== TASK DATA ==
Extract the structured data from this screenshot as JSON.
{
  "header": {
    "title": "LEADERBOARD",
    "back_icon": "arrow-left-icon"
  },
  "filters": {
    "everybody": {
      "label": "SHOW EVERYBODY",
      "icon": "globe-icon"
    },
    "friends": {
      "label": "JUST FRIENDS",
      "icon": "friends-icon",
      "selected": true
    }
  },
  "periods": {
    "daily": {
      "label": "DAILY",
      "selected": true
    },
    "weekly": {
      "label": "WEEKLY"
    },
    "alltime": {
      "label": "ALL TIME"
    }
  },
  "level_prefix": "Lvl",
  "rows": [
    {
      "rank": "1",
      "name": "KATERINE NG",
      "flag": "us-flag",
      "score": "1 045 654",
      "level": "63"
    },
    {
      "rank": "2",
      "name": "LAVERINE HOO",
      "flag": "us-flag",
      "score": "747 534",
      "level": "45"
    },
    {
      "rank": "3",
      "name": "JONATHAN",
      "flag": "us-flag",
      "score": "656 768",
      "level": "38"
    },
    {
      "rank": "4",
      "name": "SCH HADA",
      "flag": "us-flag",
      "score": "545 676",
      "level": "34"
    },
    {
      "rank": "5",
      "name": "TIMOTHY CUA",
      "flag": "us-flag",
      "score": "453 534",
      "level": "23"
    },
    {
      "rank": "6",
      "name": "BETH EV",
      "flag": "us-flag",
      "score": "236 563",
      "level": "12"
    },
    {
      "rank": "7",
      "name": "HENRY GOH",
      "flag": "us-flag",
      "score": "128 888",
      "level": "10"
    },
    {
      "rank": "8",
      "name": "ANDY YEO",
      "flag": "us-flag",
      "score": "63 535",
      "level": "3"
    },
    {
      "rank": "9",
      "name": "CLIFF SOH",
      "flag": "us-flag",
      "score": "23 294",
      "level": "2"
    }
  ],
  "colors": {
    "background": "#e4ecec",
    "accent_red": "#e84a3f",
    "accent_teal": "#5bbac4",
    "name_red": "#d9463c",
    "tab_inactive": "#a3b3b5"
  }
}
===
## REQUIRED TASK
Answer with one number only: how many lines above contain the word "label".

## TASK SOLUTION
5